◆ **To be done**
How many lines in the records below contain the word "ylabel"? Give only the number.

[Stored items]

╭──

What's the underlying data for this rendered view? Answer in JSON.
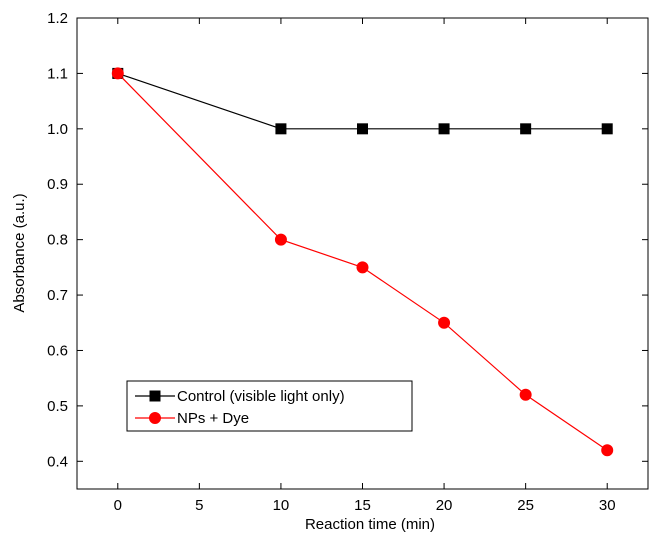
{
  "chart_data": {
    "type": "line",
    "xlabel": "Reaction time (min)",
    "ylabel": "Absorbance (a.u.)",
    "xlim": [
      -2.5,
      32.5
    ],
    "ylim": [
      0.35,
      1.2
    ],
    "xticks": [
      0,
      5,
      10,
      15,
      20,
      25,
      30
    ],
    "xtick_labels": [
      "0",
      "5",
      "10",
      "15",
      "20",
      "25",
      "30"
    ],
    "yticks": [
      0.4,
      0.5,
      0.6,
      0.7,
      0.8,
      0.9,
      1.0,
      1.1,
      1.2
    ],
    "ytick_labels": [
      "0.4",
      "0.5",
      "0.6",
      "0.7",
      "0.8",
      "0.9",
      "1.0",
      "1.1",
      "1.2"
    ],
    "grid": false,
    "legend_position": "bottom-left",
    "series": [
      {
        "name": "Control (visible light only)",
        "color": "#000000",
        "marker": "square",
        "x": [
          0,
          10,
          15,
          20,
          25,
          30
        ],
        "y": [
          1.1,
          1.0,
          1.0,
          1.0,
          1.0,
          1.0
        ]
      },
      {
        "name": "NPs + Dye",
        "color": "#ff0000",
        "marker": "circle",
        "x": [
          0,
          10,
          15,
          20,
          25,
          30
        ],
        "y": [
          1.1,
          0.8,
          0.75,
          0.65,
          0.52,
          0.42
        ]
      }
    ]
  }
}
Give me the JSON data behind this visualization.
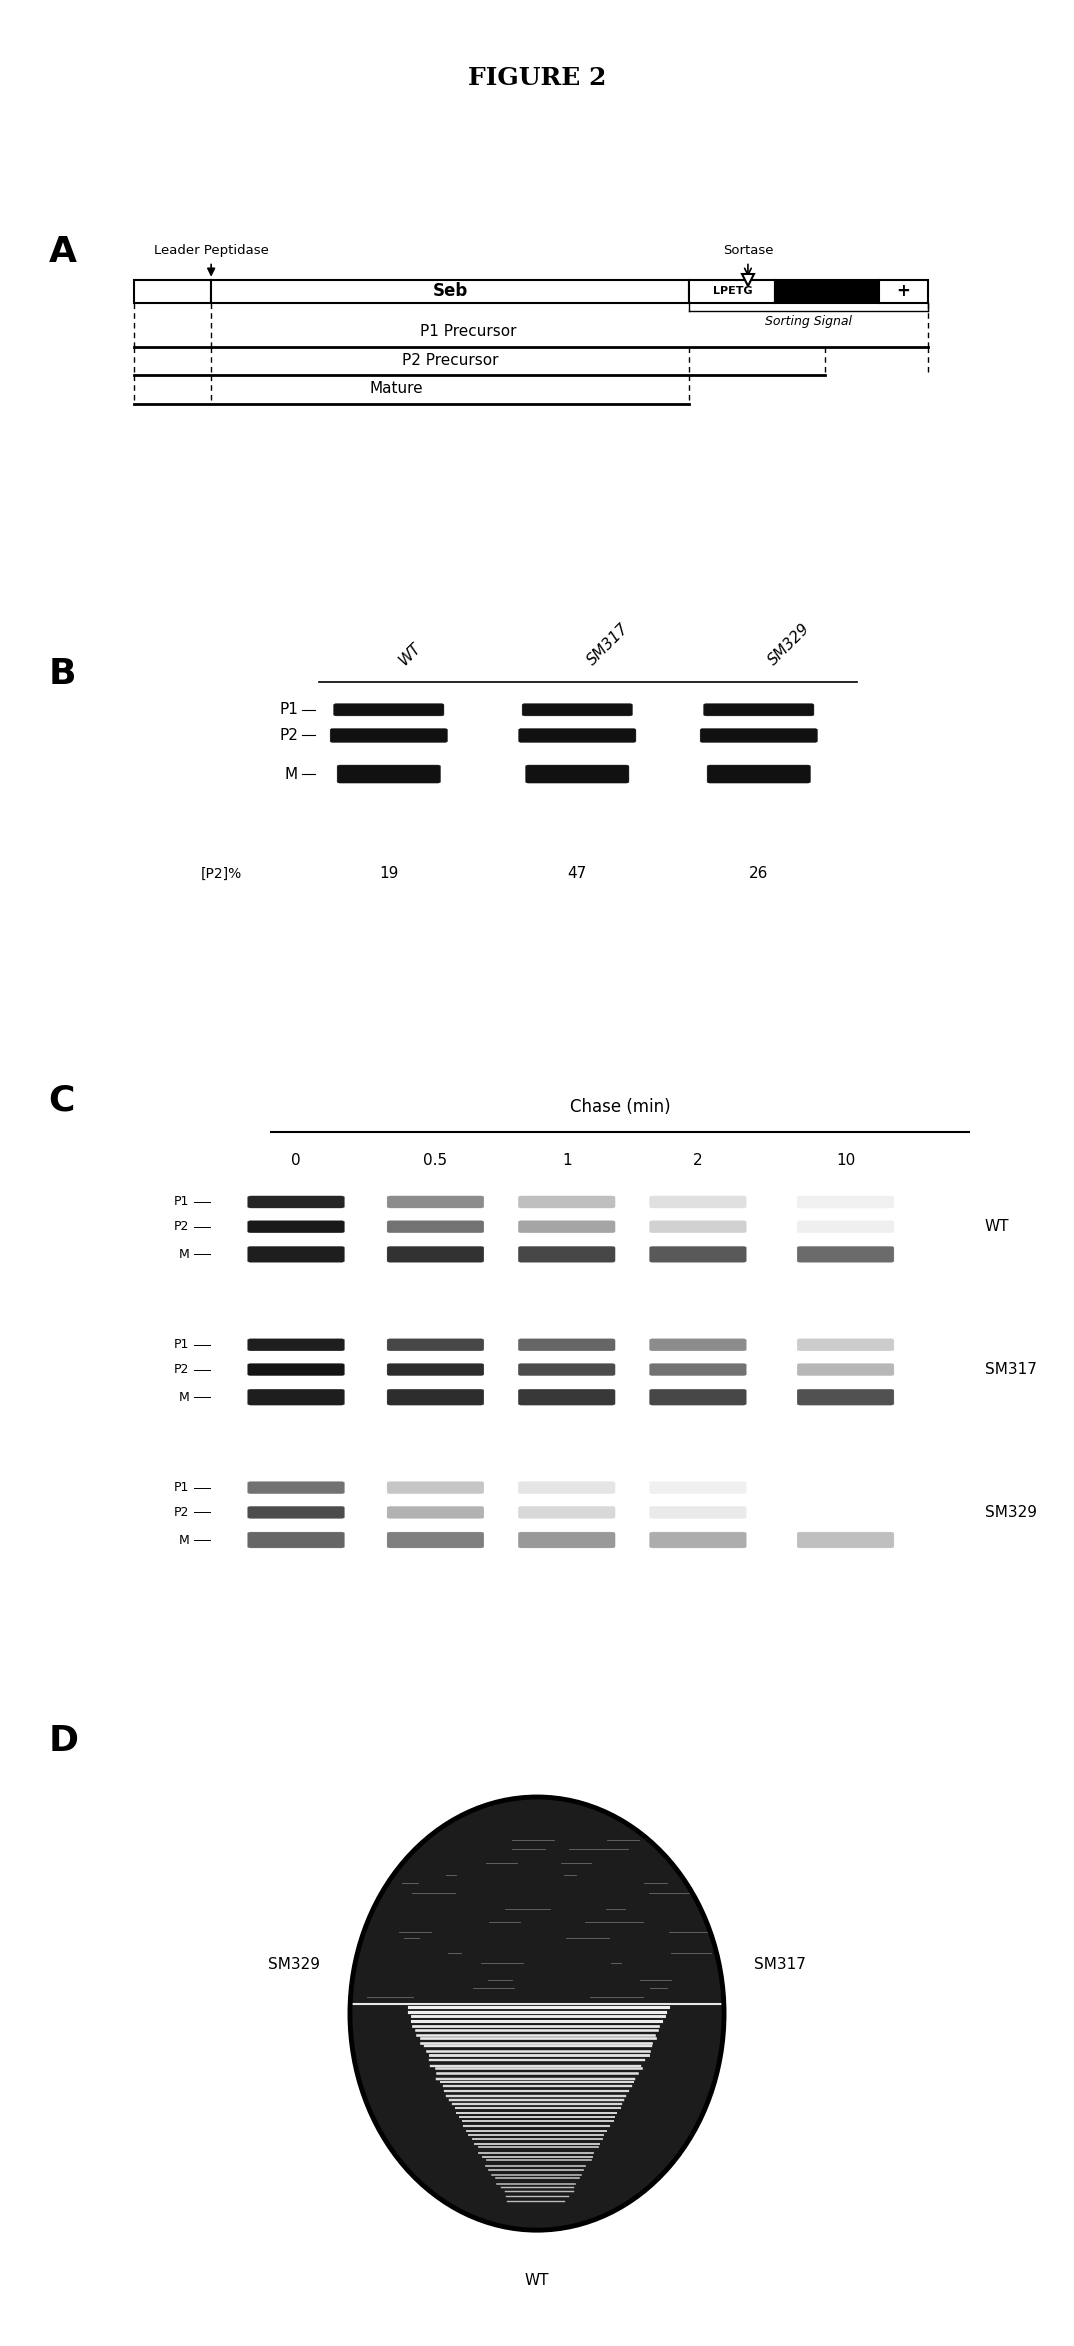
{
  "title": "FIGURE 2",
  "background_color": "#ffffff",
  "panel_A": {
    "leader_peptidase_label": "Leader Peptidase",
    "sortase_label": "Sortase",
    "seb_label": "Seb",
    "lpetg_label": "LPETG",
    "plus_label": "+",
    "sorting_signal_label": "Sorting Signal",
    "p1_label": "P1 Precursor",
    "p2_label": "P2 Precursor",
    "mature_label": "Mature"
  },
  "panel_B": {
    "columns": [
      "WT",
      "SM317",
      "SM329"
    ],
    "rows": [
      "P1",
      "P2",
      "M"
    ],
    "p2_percent_label": "[P2]%",
    "p2_values": [
      "19",
      "47",
      "26"
    ]
  },
  "panel_C": {
    "chase_label": "Chase (min)",
    "time_points": [
      "0",
      "0.5",
      "1",
      "2",
      "10"
    ],
    "strains": [
      "WT",
      "SM317",
      "SM329"
    ],
    "band_labels": [
      "P1",
      "P2",
      "M"
    ]
  },
  "panel_D": {
    "left_label": "SM329",
    "right_label": "SM317",
    "bottom_label": "WT"
  }
}
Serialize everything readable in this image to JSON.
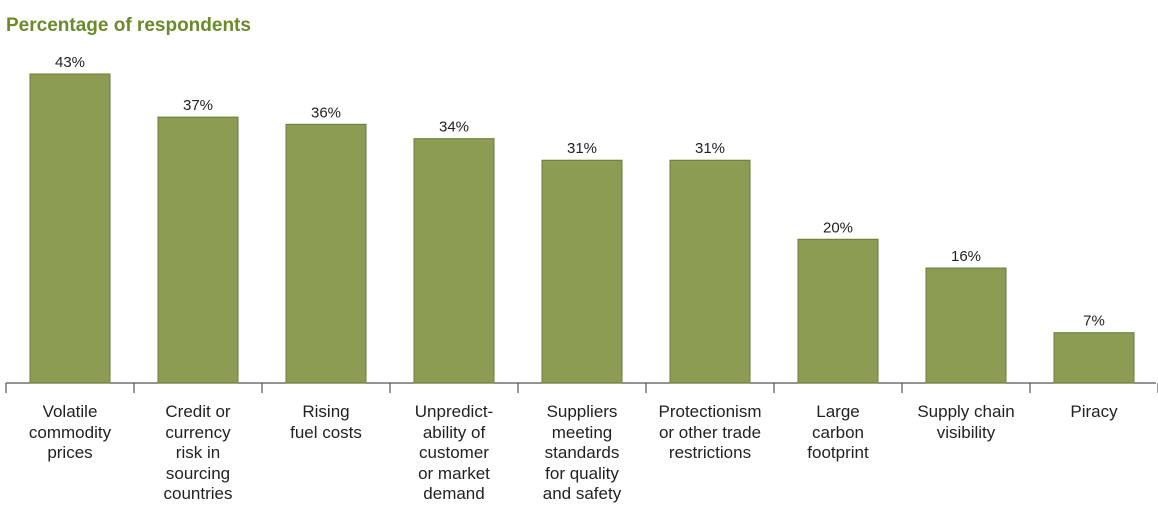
{
  "chart_data": {
    "type": "bar",
    "title": "Percentage of respondents",
    "categories": [
      "Volatile\ncommodity\nprices",
      "Credit or\ncurrency\nrisk in\nsourcing\ncountries",
      "Rising\nfuel costs",
      "Unpredict-\nability of\ncustomer\nor market\ndemand",
      "Suppliers\nmeeting\nstandards\nfor quality\nand safety",
      "Protectionism\nor other trade\nrestrictions",
      "Large\ncarbon\nfootprint",
      "Supply chain\nvisibility",
      "Piracy"
    ],
    "values": [
      43,
      37,
      36,
      34,
      31,
      31,
      20,
      16,
      7
    ],
    "value_labels": [
      "43%",
      "37%",
      "36%",
      "34%",
      "31%",
      "31%",
      "20%",
      "16%",
      "7%"
    ],
    "color": "#8c9c53"
  }
}
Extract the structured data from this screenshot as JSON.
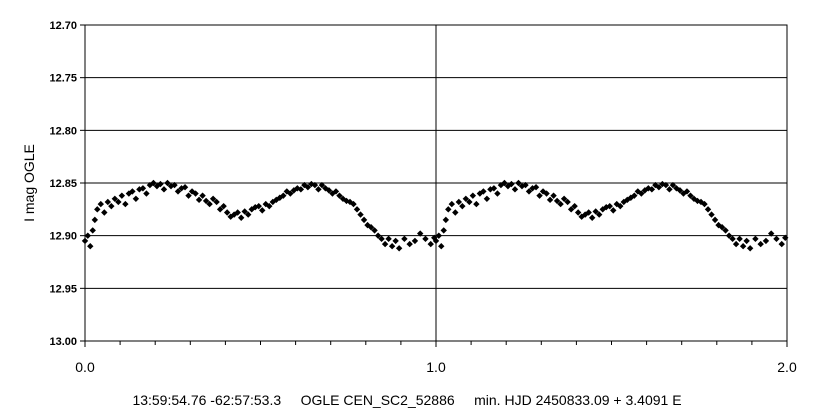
{
  "chart_data": {
    "type": "scatter",
    "title": "",
    "xlabel": "",
    "ylabel": "I mag OGLE",
    "xlim": [
      0.0,
      2.0
    ],
    "ylim": [
      12.7,
      13.0
    ],
    "y_inverted": true,
    "x_ticks": [
      "0.0",
      "1.0",
      "2.0"
    ],
    "y_ticks": [
      "12.70",
      "12.75",
      "12.80",
      "12.85",
      "12.90",
      "12.95",
      "13.00"
    ],
    "grid": "horizontal lines at each y tick; vertical line at x = 1.0",
    "marker": "black diamond",
    "phased": true,
    "series": [
      {
        "values_phase_mag": [
          [
            0.0,
            12.905
          ],
          [
            0.008,
            12.9
          ],
          [
            0.015,
            12.91
          ],
          [
            0.022,
            12.895
          ],
          [
            0.028,
            12.885
          ],
          [
            0.035,
            12.875
          ],
          [
            0.045,
            12.87
          ],
          [
            0.055,
            12.878
          ],
          [
            0.065,
            12.868
          ],
          [
            0.075,
            12.872
          ],
          [
            0.085,
            12.865
          ],
          [
            0.095,
            12.868
          ],
          [
            0.105,
            12.862
          ],
          [
            0.115,
            12.87
          ],
          [
            0.125,
            12.86
          ],
          [
            0.135,
            12.858
          ],
          [
            0.145,
            12.865
          ],
          [
            0.155,
            12.856
          ],
          [
            0.165,
            12.855
          ],
          [
            0.175,
            12.86
          ],
          [
            0.185,
            12.852
          ],
          [
            0.195,
            12.85
          ],
          [
            0.205,
            12.853
          ],
          [
            0.215,
            12.851
          ],
          [
            0.225,
            12.856
          ],
          [
            0.235,
            12.85
          ],
          [
            0.245,
            12.853
          ],
          [
            0.255,
            12.852
          ],
          [
            0.265,
            12.858
          ],
          [
            0.275,
            12.855
          ],
          [
            0.285,
            12.854
          ],
          [
            0.295,
            12.862
          ],
          [
            0.305,
            12.858
          ],
          [
            0.315,
            12.86
          ],
          [
            0.325,
            12.866
          ],
          [
            0.335,
            12.862
          ],
          [
            0.345,
            12.867
          ],
          [
            0.355,
            12.87
          ],
          [
            0.365,
            12.865
          ],
          [
            0.375,
            12.868
          ],
          [
            0.385,
            12.875
          ],
          [
            0.395,
            12.872
          ],
          [
            0.405,
            12.878
          ],
          [
            0.415,
            12.882
          ],
          [
            0.425,
            12.88
          ],
          [
            0.435,
            12.878
          ],
          [
            0.445,
            12.883
          ],
          [
            0.455,
            12.877
          ],
          [
            0.465,
            12.88
          ],
          [
            0.475,
            12.875
          ],
          [
            0.485,
            12.873
          ],
          [
            0.495,
            12.872
          ],
          [
            0.505,
            12.876
          ],
          [
            0.515,
            12.87
          ],
          [
            0.525,
            12.872
          ],
          [
            0.535,
            12.868
          ],
          [
            0.545,
            12.866
          ],
          [
            0.555,
            12.864
          ],
          [
            0.565,
            12.862
          ],
          [
            0.575,
            12.858
          ],
          [
            0.585,
            12.86
          ],
          [
            0.595,
            12.857
          ],
          [
            0.605,
            12.855
          ],
          [
            0.615,
            12.856
          ],
          [
            0.625,
            12.852
          ],
          [
            0.635,
            12.854
          ],
          [
            0.645,
            12.851
          ],
          [
            0.655,
            12.852
          ],
          [
            0.665,
            12.856
          ],
          [
            0.675,
            12.852
          ],
          [
            0.685,
            12.855
          ],
          [
            0.695,
            12.857
          ],
          [
            0.705,
            12.86
          ],
          [
            0.715,
            12.858
          ],
          [
            0.725,
            12.862
          ],
          [
            0.735,
            12.865
          ],
          [
            0.745,
            12.867
          ],
          [
            0.755,
            12.868
          ],
          [
            0.765,
            12.87
          ],
          [
            0.775,
            12.875
          ],
          [
            0.785,
            12.88
          ],
          [
            0.795,
            12.885
          ],
          [
            0.805,
            12.89
          ],
          [
            0.815,
            12.892
          ],
          [
            0.825,
            12.895
          ],
          [
            0.835,
            12.9
          ],
          [
            0.845,
            12.903
          ],
          [
            0.855,
            12.908
          ],
          [
            0.865,
            12.903
          ],
          [
            0.875,
            12.91
          ],
          [
            0.885,
            12.905
          ],
          [
            0.895,
            12.912
          ],
          [
            0.91,
            12.903
          ],
          [
            0.925,
            12.908
          ],
          [
            0.94,
            12.905
          ],
          [
            0.955,
            12.898
          ],
          [
            0.97,
            12.903
          ],
          [
            0.985,
            12.908
          ],
          [
            0.995,
            12.902
          ]
        ]
      }
    ]
  },
  "caption": {
    "coordinates": "13:59:54.76 -62:57:53.3",
    "star_id": "OGLE CEN_SC2_52886",
    "ephemeris": "min. HJD 2450833.09 + 3.4091 E"
  }
}
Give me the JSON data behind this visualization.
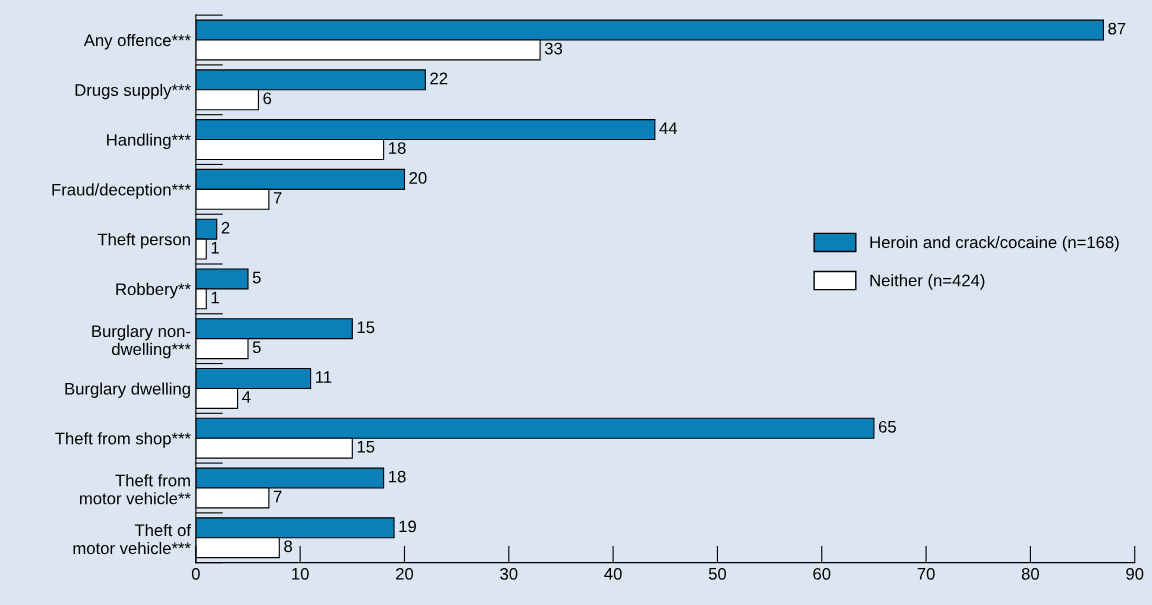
{
  "chart_data": {
    "type": "bar",
    "orientation": "horizontal",
    "categories": [
      "Any offence***",
      "Drugs supply***",
      "Handling***",
      "Fraud/deception***",
      "Theft person",
      "Robbery**",
      "Burglary non-\ndwelling***",
      "Burglary dwelling",
      "Theft from shop***",
      "Theft from\nmotor vehicle**",
      "Theft of\nmotor vehicle***"
    ],
    "series": [
      {
        "name": "Heroin and crack/cocaine (n=168)",
        "color": "#0a7fb8",
        "values": [
          87,
          22,
          44,
          20,
          2,
          5,
          15,
          11,
          65,
          18,
          19
        ]
      },
      {
        "name": "Neither (n=424)",
        "color": "#ffffff",
        "values": [
          33,
          6,
          18,
          7,
          1,
          1,
          5,
          4,
          15,
          7,
          8
        ]
      }
    ],
    "xlim": [
      0,
      90
    ],
    "xticks": [
      0,
      10,
      20,
      30,
      40,
      50,
      60,
      70,
      80,
      90
    ],
    "data_labels": true,
    "legend": "right",
    "grid": false
  }
}
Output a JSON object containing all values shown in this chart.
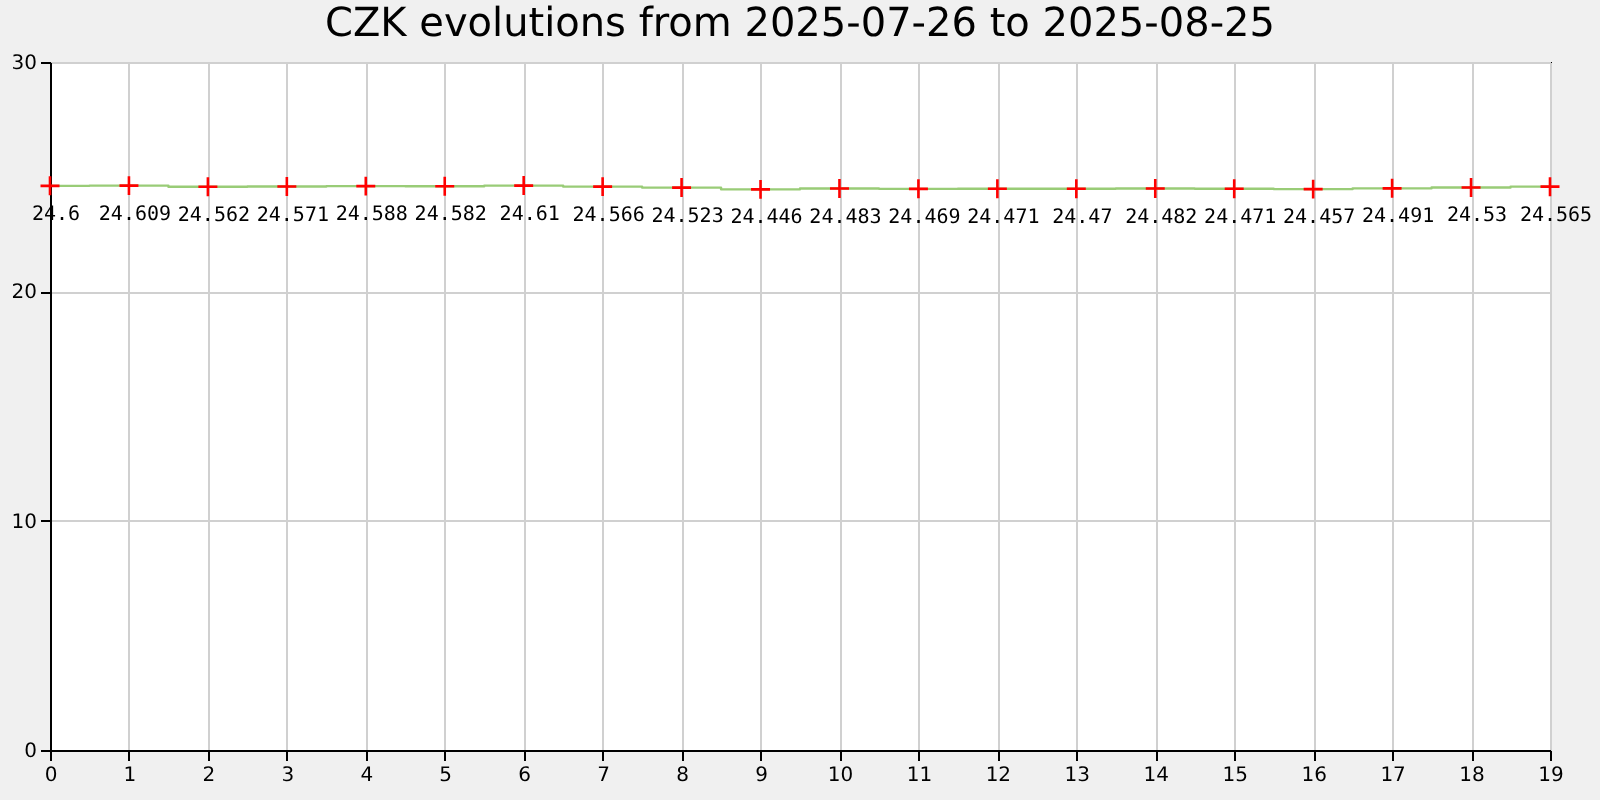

╰──

◆ **Complete output**
2